** start of RAW RECORDS **

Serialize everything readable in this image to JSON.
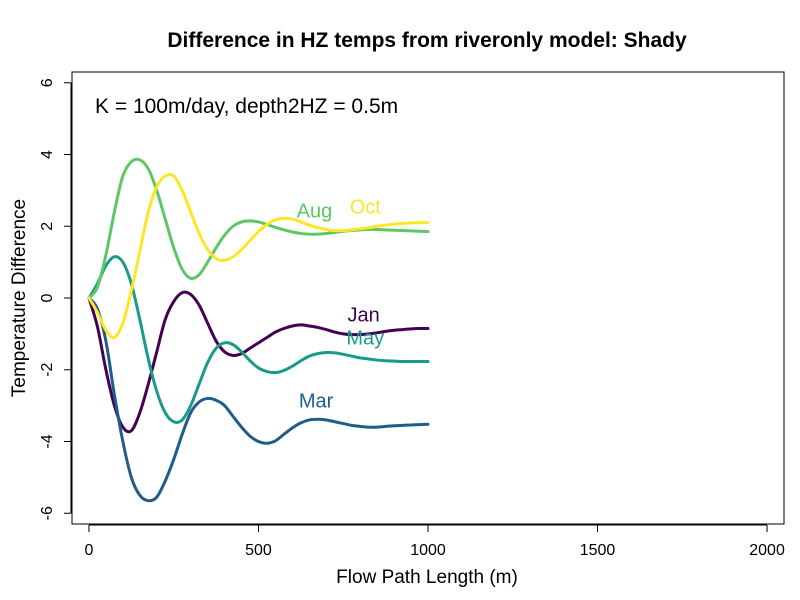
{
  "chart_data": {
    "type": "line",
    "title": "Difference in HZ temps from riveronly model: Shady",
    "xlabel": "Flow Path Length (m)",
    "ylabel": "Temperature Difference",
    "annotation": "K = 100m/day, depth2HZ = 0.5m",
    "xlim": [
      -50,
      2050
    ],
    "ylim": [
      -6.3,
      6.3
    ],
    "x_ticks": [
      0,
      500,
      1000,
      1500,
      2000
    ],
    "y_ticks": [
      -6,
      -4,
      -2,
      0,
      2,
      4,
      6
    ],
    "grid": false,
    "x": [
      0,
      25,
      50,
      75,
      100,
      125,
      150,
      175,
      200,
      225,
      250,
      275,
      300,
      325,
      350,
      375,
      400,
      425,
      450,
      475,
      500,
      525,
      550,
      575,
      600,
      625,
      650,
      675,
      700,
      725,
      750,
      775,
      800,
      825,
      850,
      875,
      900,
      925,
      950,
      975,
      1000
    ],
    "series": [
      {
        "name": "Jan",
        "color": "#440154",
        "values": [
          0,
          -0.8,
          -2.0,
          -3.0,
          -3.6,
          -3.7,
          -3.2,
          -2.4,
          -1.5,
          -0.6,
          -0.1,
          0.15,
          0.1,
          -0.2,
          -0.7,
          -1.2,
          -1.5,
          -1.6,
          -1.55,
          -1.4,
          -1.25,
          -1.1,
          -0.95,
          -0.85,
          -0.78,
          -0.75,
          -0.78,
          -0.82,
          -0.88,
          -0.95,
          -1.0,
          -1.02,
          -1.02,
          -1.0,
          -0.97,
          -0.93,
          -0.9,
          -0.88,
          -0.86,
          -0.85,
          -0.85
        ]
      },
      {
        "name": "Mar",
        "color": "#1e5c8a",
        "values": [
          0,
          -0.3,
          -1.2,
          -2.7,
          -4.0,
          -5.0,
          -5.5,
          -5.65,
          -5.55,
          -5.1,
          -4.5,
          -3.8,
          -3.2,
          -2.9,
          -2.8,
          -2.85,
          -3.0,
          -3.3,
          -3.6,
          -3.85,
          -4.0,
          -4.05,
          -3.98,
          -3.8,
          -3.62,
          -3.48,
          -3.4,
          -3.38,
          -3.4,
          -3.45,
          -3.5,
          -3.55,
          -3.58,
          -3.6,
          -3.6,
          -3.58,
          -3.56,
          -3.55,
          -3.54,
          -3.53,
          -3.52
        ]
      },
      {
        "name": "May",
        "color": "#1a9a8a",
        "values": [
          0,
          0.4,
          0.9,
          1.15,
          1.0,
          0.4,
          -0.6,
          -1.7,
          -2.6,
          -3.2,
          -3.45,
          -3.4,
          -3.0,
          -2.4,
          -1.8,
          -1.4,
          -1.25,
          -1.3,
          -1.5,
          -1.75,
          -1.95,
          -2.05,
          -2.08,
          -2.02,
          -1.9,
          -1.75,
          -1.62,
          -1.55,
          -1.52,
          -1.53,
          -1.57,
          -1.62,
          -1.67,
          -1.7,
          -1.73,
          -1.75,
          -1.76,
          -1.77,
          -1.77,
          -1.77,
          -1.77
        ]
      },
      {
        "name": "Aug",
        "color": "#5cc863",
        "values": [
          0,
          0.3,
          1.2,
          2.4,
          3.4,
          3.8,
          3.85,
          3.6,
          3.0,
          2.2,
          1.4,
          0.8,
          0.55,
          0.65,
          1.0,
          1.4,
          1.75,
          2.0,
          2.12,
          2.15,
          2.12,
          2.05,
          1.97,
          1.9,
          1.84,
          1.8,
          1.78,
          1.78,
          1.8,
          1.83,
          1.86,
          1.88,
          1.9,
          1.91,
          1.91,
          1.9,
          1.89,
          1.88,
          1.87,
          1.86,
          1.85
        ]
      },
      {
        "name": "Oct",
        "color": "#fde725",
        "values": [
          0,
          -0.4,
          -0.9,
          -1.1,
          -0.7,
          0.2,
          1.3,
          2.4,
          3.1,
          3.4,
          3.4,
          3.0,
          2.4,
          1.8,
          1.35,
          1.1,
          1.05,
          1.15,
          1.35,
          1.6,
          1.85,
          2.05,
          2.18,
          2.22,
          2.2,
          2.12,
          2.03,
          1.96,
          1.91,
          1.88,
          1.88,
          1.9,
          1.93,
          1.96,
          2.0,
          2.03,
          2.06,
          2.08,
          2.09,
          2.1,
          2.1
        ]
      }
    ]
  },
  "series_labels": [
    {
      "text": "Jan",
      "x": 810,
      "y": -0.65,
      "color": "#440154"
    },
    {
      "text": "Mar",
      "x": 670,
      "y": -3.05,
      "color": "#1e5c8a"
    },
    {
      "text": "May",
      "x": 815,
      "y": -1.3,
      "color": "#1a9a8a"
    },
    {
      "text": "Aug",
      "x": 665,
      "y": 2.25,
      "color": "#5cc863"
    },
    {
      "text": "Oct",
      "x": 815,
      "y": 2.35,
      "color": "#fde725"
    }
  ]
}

** end of RAW RECORDS **

## WHAT THE TASK ASKS
Find the lines above holding the word "color" and show them.

## THE RESULT
        "color": "#440154",
        "color": "#1e5c8a",
        "color": "#1a9a8a",
        "color": "#5cc863",
        "color": "#fde725",
      "color": "#440154"
      "color": "#1e5c8a"
      "color": "#1a9a8a"
      "color": "#5cc863"
      "color": "#fde725"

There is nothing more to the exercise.